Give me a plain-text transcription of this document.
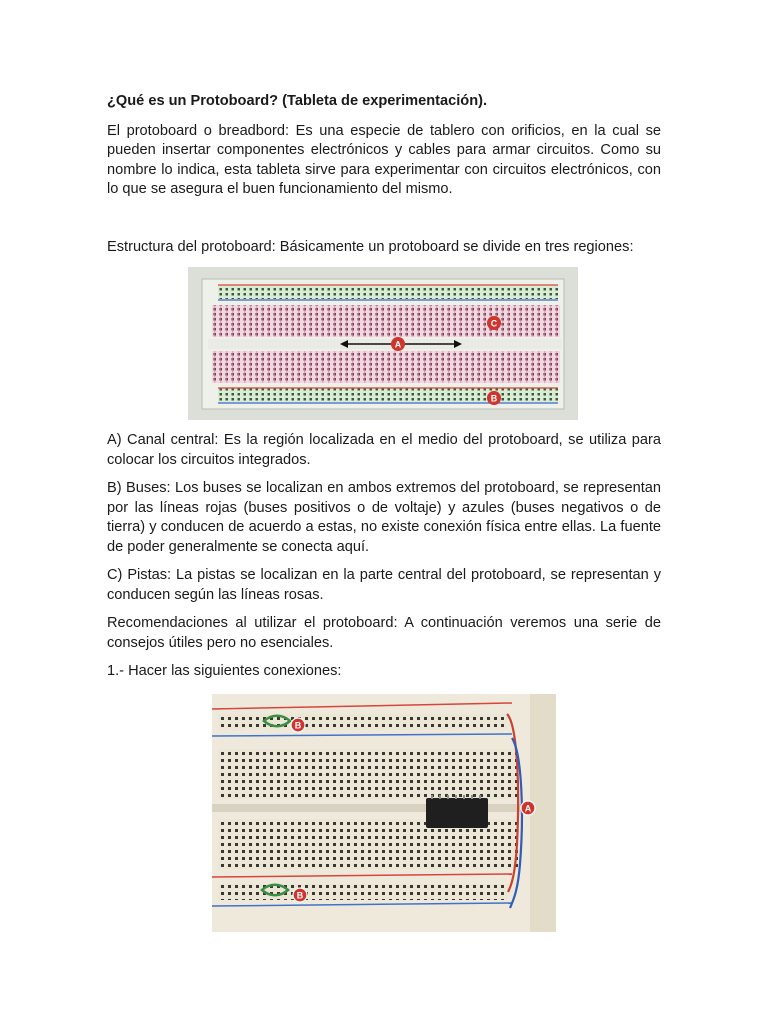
¿Qué es un Protoboard? (Tableta de experimentación).

El protoboard o breadbord: Es una especie de tablero con orificios, en la cual se pueden insertar componentes electrónicos y cables para armar circuitos. Como su nombre lo indica, esta tableta sirve para experimentar con circuitos electrónicos, con lo que se asegura el buen funcionamiento del mismo.

Estructura del protoboard: Básicamente un protoboard se divide en tres regiones:

A
C
B

A) Canal central: Es la región localizada en el medio del protoboard, se utiliza para colocar los circuitos integrados.

B) Buses: Los buses se localizan en ambos extremos del protoboard, se representan por las líneas rojas (buses positivos o de voltaje) y azules (buses negativos o de tierra) y conducen de acuerdo a estas, no existe conexión física entre ellas. La fuente de poder generalmente se conecta aquí.

C) Pistas: La pistas se localizan en la parte central del protoboard, se representan y conducen según las líneas rosas.

Recomendaciones al utilizar el protoboard: A continuación veremos una serie de consejos útiles pero no esenciales.

1.- Hacer las siguientes conexiones:

B
B
A
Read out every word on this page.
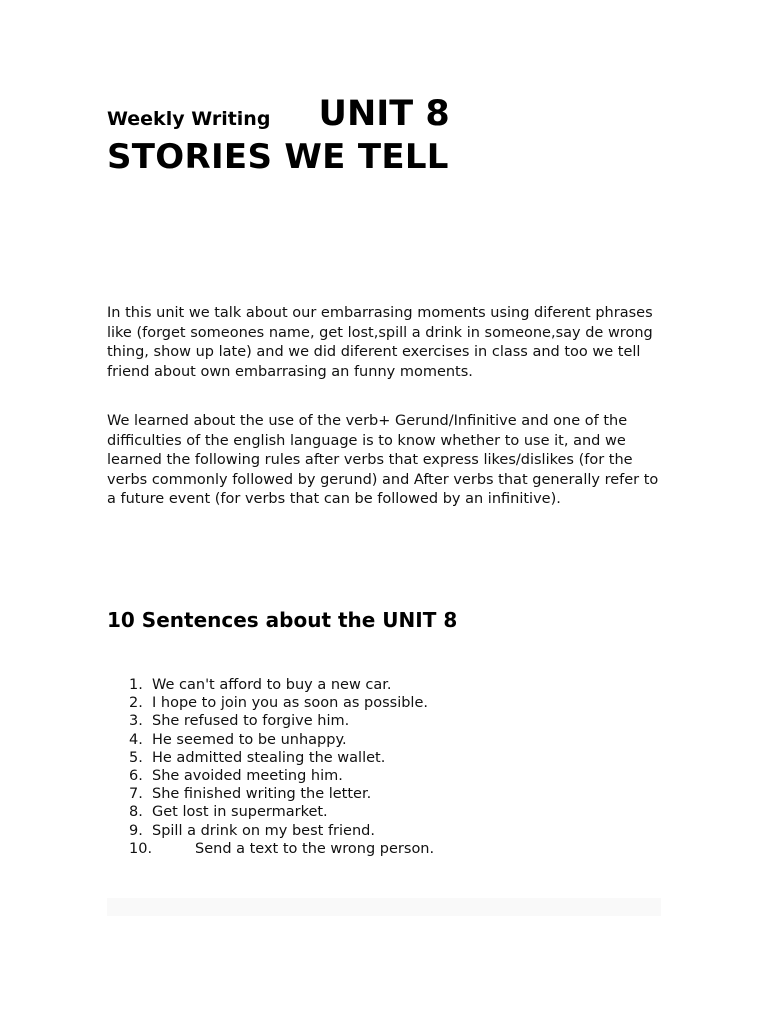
Weekly Writing UNIT 8
STORIES WE TELL

In this unit we talk about our embarrasing moments using diferent phrases like (forget someones name, get lost,spill a drink in someone,say de wrong thing, show up late) and we did diferent exercises in class and too we tell friend about own embarrasing an funny moments.

We learned about the use of the verb+ Gerund/Infinitive and one of the difficulties of the english language is to know whether to use it, and we learned the following rules after verbs that express likes/dislikes (for the verbs commonly followed by gerund) and After verbs that generally refer to a future event (for verbs that can be followed by an infinitive).

10 Sentences about the UNIT 8
1. We can't afford to buy a new car.
2. I hope to join you as soon as possible.
3. She refused to forgive him.
4. He seemed to be unhappy.
5. He admitted stealing the wallet.
6. She avoided meeting him.
7. She finished writing the letter.
8. Get lost in supermarket.
9. Spill a drink on my best friend.
10.	Send a text to the wrong person.
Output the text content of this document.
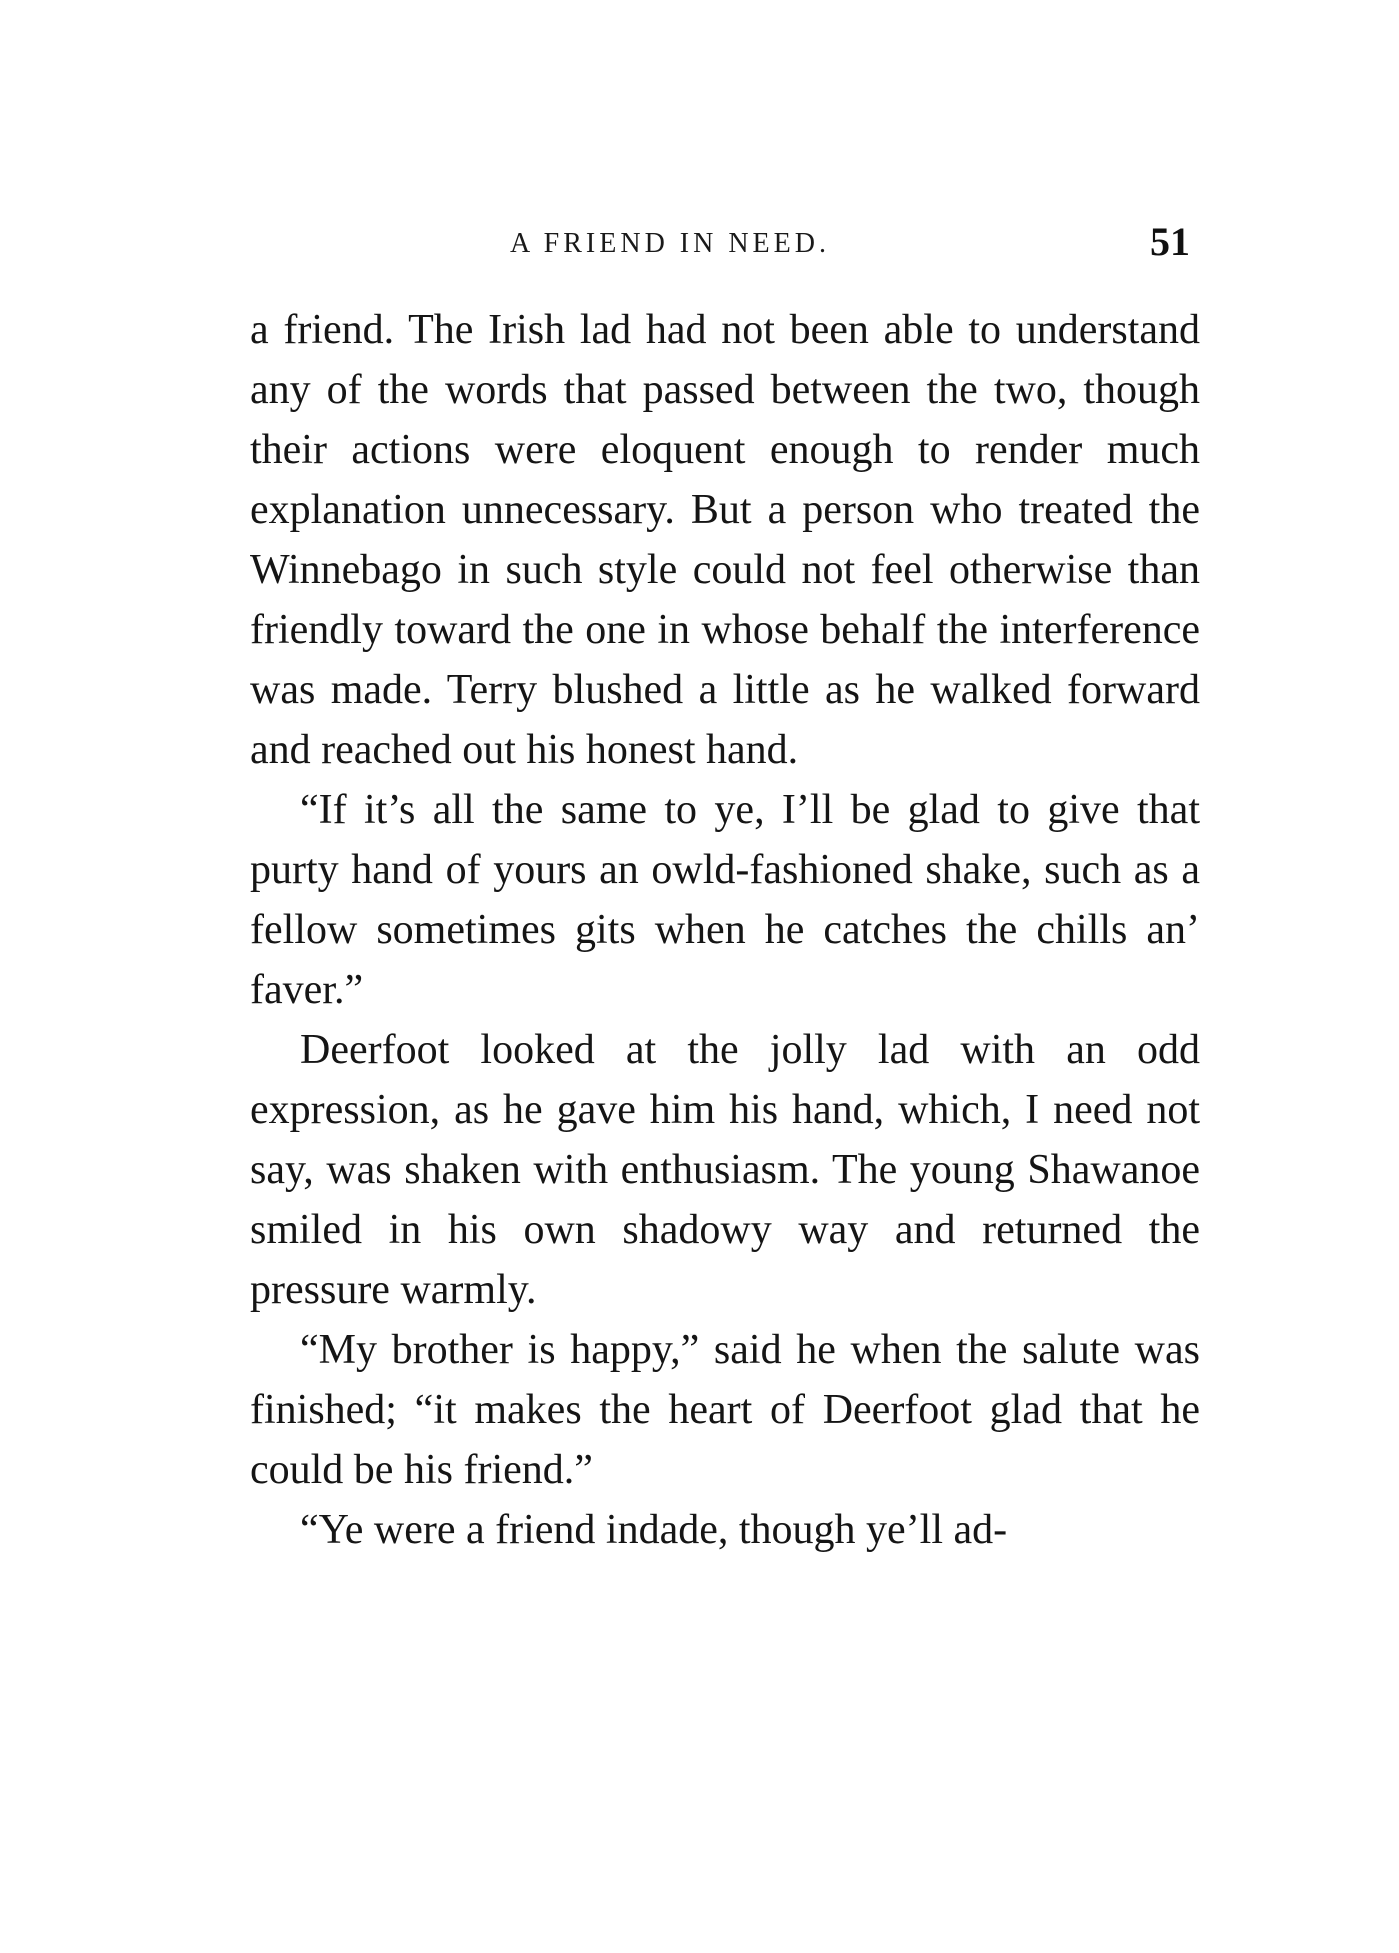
A FRIEND IN NEED.	51

a friend. The Irish lad had not been able to understand any of the words that passed between the two, though their actions were eloquent enough to render much explanation unnecessary. But a person who treated the Winnebago in such style could not feel otherwise than friendly toward the one in whose behalf the interference was made. Terry blushed a little as he walked forward and reached out his honest hand.

“If it’s all the same to ye, I’ll be glad to give that purty hand of yours an owld-fashioned shake, such as a fellow sometimes gits when he catches the chills an’ faver.”

Deerfoot looked at the jolly lad with an odd expression, as he gave him his hand, which, I need not say, was shaken with enthusiasm. The young Shawanoe smiled in his own shadowy way and returned the pressure warmly.

“My brother is happy,” said he when the salute was finished; “it makes the heart of Deerfoot glad that he could be his friend.”

“Ye were a friend indade, though ye’ll ad-
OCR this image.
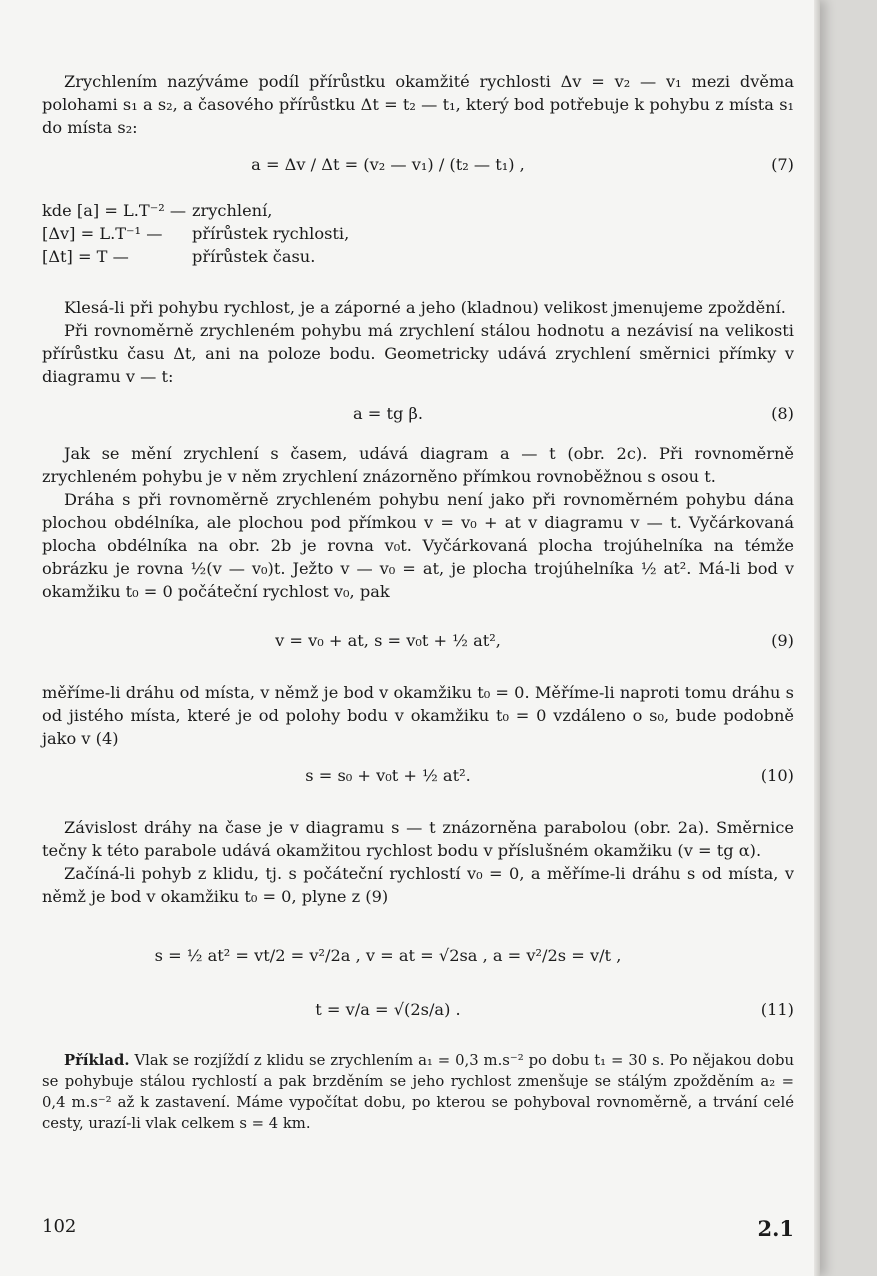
Zrychlením nazýváme podíl přírůstku okamžité rychlosti Δv = v₂ — v₁ mezi dvěma polohami s₁ a s₂, a časového přírůstku Δt = t₂ — t₁, který bod potřebuje k pohybu z místa s₁ do místa s₂:

a = Δv / Δt = (v₂ — v₁) / (t₂ — t₁) ,	(7)
kde [a] = L.T⁻² — zrychlení,
[Δv] = L.T⁻¹ — přírůstek rychlosti,
[Δt] = T —	přírůstek času.

Klesá-li při pohybu rychlost, je a záporné a jeho (kladnou) velikost jmenujeme zpoždění.

Při rovnoměrně zrychleném pohybu má zrychlení stálou hodnotu a nezávisí na velikosti přírůstku času Δt, ani na poloze bodu. Geometricky udává zrychlení směrnici přímky v diagramu v — t:

a = tg β.	(8)

Jak se mění zrychlení s časem, udává diagram a — t (obr. 2c). Při rovnoměrně zrychleném pohybu je v něm zrychlení znázorněno přímkou rovnoběžnou s osou t.

Dráha s při rovnoměrně zrychleném pohybu není jako při rovnoměrném pohybu dána plochou obdélníka, ale plochou pod přímkou v = v₀ + at v diagramu v — t. Vyčárkovaná plocha obdélníka na obr. 2b je rovna v₀t. Vyčárkovaná plocha trojúhelníka na témže obrázku je rovna ½(v — v₀)t. Ježto v — v₀ = at, je plocha trojúhelníka ½ at². Má-li bod v okamžiku t₀ = 0 počáteční rychlost v₀, pak

v = v₀ + at, s = v₀t + ½ at²,	(9)

měříme-li dráhu od místa, v němž je bod v okamžiku t₀ = 0. Měříme-li naproti tomu dráhu s od jistého místa, které je od polohy bodu v okamžiku t₀ = 0 vzdáleno o s₀, bude podobně jako v (4)

s = s₀ + v₀t + ½ at².	(10)

Závislost dráhy na čase je v diagramu s — t znázorněna parabolou (obr. 2a). Směrnice tečny k této parabole udává okamžitou rychlost bodu v příslušném okamžiku (v = tg α).

Začíná-li pohyb z klidu, tj. s počáteční rychlostí v₀ = 0, a měříme-li dráhu s od místa, v němž je bod v okamžiku t₀ = 0, plyne z (9)

s = ½ at² = vt/2 = v²/2a , v = at = √2sa , a = v²/2s = v/t ,
t = v/a = √(2s/a) .	(11)

Příklad. Vlak se rozjíždí z klidu se zrychlením a₁ = 0,3 m.s⁻² po dobu t₁ = 30 s. Po nějakou dobu se pohybuje stálou rychlostí a pak brzděním se jeho rychlost zmenšuje se stálým zpožděním a₂ = 0,4 m.s⁻² až k zastavení. Máme vypočítat dobu, po kterou se pohyboval rovnoměrně, a trvání celé cesty, urazí-li vlak celkem s = 4 km.

102	2.1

*WRITTEN EXERCISE*
Write out the entries above word for word. Do not include the pictures.

*COMPLETE ANSWER*
Give me a plain-text transcription of this document.
¿Qué es un Protoboard? (Tableta de experimentación).

El protoboard o breadbord: Es una especie de tablero con orificios, en la cual se pueden insertar componentes electrónicos y cables para armar circuitos. Como su nombre lo indica, esta tableta sirve para experimentar con circuitos electrónicos, con lo que se asegura el buen funcionamiento del mismo.

Estructura del protoboard: Básicamente un protoboard se divide en tres regiones:

A
C
B

A) Canal central: Es la región localizada en el medio del protoboard, se utiliza para colocar los circuitos integrados.

B) Buses: Los buses se localizan en ambos extremos del protoboard, se representan por las líneas rojas (buses positivos o de voltaje) y azules (buses negativos o de tierra) y conducen de acuerdo a estas, no existe conexión física entre ellas. La fuente de poder generalmente se conecta aquí.

C) Pistas: La pistas se localizan en la parte central del protoboard, se representan y conducen según las líneas rosas.

Recomendaciones al utilizar el protoboard: A continuación veremos una serie de consejos útiles pero no esenciales.

1.- Hacer las siguientes conexiones:

B
B
A
Read out every word on this page.
Weekly Writing UNIT 8
STORIES WE TELL

In this unit we talk about our embarrasing moments using diferent phrases like (forget someones name, get lost,spill a drink in someone,say de wrong thing, show up late) and we did diferent exercises in class and too we tell friend about own embarrasing an funny moments.

We learned about the use of the verb+ Gerund/Infinitive and one of the difficulties of the english language is to know whether to use it, and we learned the following rules after verbs that express likes/dislikes (for the verbs commonly followed by gerund) and After verbs that generally refer to a future event (for verbs that can be followed by an infinitive).

10 Sentences about the UNIT 8
1. We can't afford to buy a new car.
2. I hope to join you as soon as possible.
3. She refused to forgive him.
4. He seemed to be unhappy.
5. He admitted stealing the wallet.
6. She avoided meeting him.
7. She finished writing the letter.
8. Get lost in supermarket.
9. Spill a drink on my best friend.
10.	Send a text to the wrong person.
Output the text content of this document.
A FRIEND IN NEED.	51

a friend. The Irish lad had not been able to understand any of the words that passed between the two, though their actions were eloquent enough to render much explanation unnecessary. But a person who treated the Winnebago in such style could not feel otherwise than friendly toward the one in whose behalf the interference was made. Terry blushed a little as he walked forward and reached out his honest hand.

“If it’s all the same to ye, I’ll be glad to give that purty hand of yours an owld-fashioned shake, such as a fellow sometimes gits when he catches the chills an’ faver.”

Deerfoot looked at the jolly lad with an odd expression, as he gave him his hand, which, I need not say, was shaken with enthusiasm. The young Shawanoe smiled in his own shadowy way and returned the pressure warmly.

“My brother is happy,” said he when the salute was finished; “it makes the heart of Deerfoot glad that he could be his friend.”

“Ye were a friend indade, though ye’ll ad-
OCR this image.
Zrychlením nazýváme podíl přírůstku okamžité rychlosti Δv = v₂ — v₁ mezi dvěma polohami s₁ a s₂, a časového přírůstku Δt = t₂ — t₁, který bod potřebuje k pohybu z místa s₁ do místa s₂:

a = Δv / Δt = (v₂ — v₁) / (t₂ — t₁) ,	(7)
kde [a] = L.T⁻² — zrychlení,
[Δv] = L.T⁻¹ — přírůstek rychlosti,
[Δt] = T —	přírůstek času.

Klesá-li při pohybu rychlost, je a záporné a jeho (kladnou) velikost jmenujeme zpoždění.

Při rovnoměrně zrychleném pohybu má zrychlení stálou hodnotu a nezávisí na velikosti přírůstku času Δt, ani na poloze bodu. Geometricky udává zrychlení směrnici přímky v diagramu v — t:

a = tg β.	(8)

Jak se mění zrychlení s časem, udává diagram a — t (obr. 2c). Při rovnoměrně zrychleném pohybu je v něm zrychlení znázorněno přímkou rovnoběžnou s osou t.

Dráha s při rovnoměrně zrychleném pohybu není jako při rovnoměrném pohybu dána plochou obdélníka, ale plochou pod přímkou v = v₀ + at v diagramu v — t. Vyčárkovaná plocha obdélníka na obr. 2b je rovna v₀t. Vyčárkovaná plocha trojúhelníka na témže obrázku je rovna ½(v — v₀)t. Ježto v — v₀ = at, je plocha trojúhelníka ½ at². Má-li bod v okamžiku t₀ = 0 počáteční rychlost v₀, pak

v = v₀ + at, s = v₀t + ½ at²,	(9)

měříme-li dráhu od místa, v němž je bod v okamžiku t₀ = 0. Měříme-li naproti tomu dráhu s od jistého místa, které je od polohy bodu v okamžiku t₀ = 0 vzdáleno o s₀, bude podobně jako v (4)

s = s₀ + v₀t + ½ at².	(10)

Závislost dráhy na čase je v diagramu s — t znázorněna parabolou (obr. 2a). Směrnice tečny k této parabole udává okamžitou rychlost bodu v příslušném okamžiku (v = tg α).

Začíná-li pohyb z klidu, tj. s počáteční rychlostí v₀ = 0, a měříme-li dráhu s od místa, v němž je bod v okamžiku t₀ = 0, plyne z (9)

s = ½ at² = vt/2 = v²/2a , v = at = √2sa , a = v²/2s = v/t ,
t = v/a = √(2s/a) .	(11)

Příklad. Vlak se rozjíždí z klidu se zrychlením a₁ = 0,3 m.s⁻² po dobu t₁ = 30 s. Po nějakou dobu se pohybuje stálou rychlostí a pak brzděním se jeho rychlost zmenšuje se stálým zpožděním a₂ = 0,4 m.s⁻² až k zastavení. Máme vypočítat dobu, po kterou se pohyboval rovnoměrně, a trvání celé cesty, urazí-li vlak celkem s = 4 km.

102	2.1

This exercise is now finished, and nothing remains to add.